▶ [TASK DESCRIPTION]: Format the stretch from the start of the data below through the line containing "The arrow 7 is at (708, 706)." as a numbered list, omitting blank lines.

----

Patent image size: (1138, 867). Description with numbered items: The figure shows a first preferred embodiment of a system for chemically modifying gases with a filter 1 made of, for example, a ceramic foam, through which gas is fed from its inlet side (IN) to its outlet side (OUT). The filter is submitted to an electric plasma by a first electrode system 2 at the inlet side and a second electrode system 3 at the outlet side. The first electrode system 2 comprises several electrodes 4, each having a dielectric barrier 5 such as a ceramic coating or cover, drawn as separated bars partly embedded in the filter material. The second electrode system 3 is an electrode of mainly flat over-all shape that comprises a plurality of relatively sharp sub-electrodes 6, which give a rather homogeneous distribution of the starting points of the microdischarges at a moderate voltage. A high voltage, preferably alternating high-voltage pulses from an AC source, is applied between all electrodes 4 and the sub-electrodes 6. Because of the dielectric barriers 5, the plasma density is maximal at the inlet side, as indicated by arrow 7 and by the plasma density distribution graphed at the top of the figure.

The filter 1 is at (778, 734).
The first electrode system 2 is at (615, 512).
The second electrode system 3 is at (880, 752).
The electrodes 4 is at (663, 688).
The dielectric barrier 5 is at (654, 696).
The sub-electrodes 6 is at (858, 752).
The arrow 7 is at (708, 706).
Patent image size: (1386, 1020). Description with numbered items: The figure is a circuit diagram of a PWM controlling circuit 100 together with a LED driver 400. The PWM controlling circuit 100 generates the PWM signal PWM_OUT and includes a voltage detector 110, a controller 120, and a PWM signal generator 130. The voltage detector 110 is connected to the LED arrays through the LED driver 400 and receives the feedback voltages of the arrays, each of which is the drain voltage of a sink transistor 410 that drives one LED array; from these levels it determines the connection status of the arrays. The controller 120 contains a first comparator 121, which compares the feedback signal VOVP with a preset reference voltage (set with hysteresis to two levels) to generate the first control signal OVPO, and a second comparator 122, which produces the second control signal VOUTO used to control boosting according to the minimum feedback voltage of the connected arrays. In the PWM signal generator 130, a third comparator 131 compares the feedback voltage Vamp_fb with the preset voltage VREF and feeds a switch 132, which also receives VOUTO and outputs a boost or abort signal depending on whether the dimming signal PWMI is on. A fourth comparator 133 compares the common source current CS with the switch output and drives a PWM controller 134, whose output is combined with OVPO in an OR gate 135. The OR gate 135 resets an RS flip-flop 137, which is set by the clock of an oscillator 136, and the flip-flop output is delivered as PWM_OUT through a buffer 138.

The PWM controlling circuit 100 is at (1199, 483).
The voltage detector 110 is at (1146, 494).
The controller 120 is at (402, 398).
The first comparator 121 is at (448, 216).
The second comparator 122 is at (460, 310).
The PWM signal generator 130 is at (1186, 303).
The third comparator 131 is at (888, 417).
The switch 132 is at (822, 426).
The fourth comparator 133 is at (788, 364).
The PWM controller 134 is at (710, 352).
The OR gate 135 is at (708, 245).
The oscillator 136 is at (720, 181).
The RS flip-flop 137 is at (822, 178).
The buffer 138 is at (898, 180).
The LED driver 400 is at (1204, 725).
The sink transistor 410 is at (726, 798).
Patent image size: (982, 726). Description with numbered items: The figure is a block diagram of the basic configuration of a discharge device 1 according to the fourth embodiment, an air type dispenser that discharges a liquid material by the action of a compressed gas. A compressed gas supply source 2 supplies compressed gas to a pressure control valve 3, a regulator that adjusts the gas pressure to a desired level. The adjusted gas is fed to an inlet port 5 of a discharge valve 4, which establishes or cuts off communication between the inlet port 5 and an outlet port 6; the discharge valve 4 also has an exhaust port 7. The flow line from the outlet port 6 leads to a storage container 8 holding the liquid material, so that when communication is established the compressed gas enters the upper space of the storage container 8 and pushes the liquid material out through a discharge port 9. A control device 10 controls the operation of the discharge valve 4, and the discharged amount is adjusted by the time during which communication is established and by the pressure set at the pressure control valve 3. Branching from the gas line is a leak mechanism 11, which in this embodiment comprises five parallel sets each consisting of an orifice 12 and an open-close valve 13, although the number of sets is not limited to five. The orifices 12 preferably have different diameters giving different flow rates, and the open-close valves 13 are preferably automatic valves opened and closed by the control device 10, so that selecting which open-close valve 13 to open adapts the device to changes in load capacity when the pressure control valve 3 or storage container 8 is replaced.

----

▶ [WRITTEN SOLUTION]:
1. Patent image size: (1138, 867). Description with numbered items: The figure shows a first preferred embodiment of a system for chemically modifying gases with a filter 1 made of, for example, a ceramic foam, through which gas is fed from its inlet side (IN) to its outlet side (OUT). The filter is submitted to an electric plasma by a first electrode system 2 at the inlet side and a second electrode system 3 at the outlet side. The first electrode system 2 comprises several electrodes 4, each having a dielectric barrier 5 such as a ceramic coating or cover, drawn as separated bars partly embedded in the filter material. The second electrode system 3 is an electrode of mainly flat over-all shape that comprises a plurality of relatively sharp sub-electrodes 6, which give a rather homogeneous distribution of the starting points of the microdischarges at a moderate voltage. A high voltage, preferably alternating high-voltage pulses from an AC source, is applied between all electrodes 4 and the sub-electrodes 6. Because of the dielectric barriers 5, the plasma density is maximal at the inlet side, as indicated by arrow 7 and by the plasma density distribution graphed at the top of the figure.
2. The filter 1 is at (778, 734).
3. The first electrode system 2 is at (615, 512).
4. The second electrode system 3 is at (880, 752).
5. The electrodes 4 is at (663, 688).
6. The dielectric barrier 5 is at (654, 696).
7. The sub-electrodes 6 is at (858, 752).
8. The arrow 7 is at (708, 706).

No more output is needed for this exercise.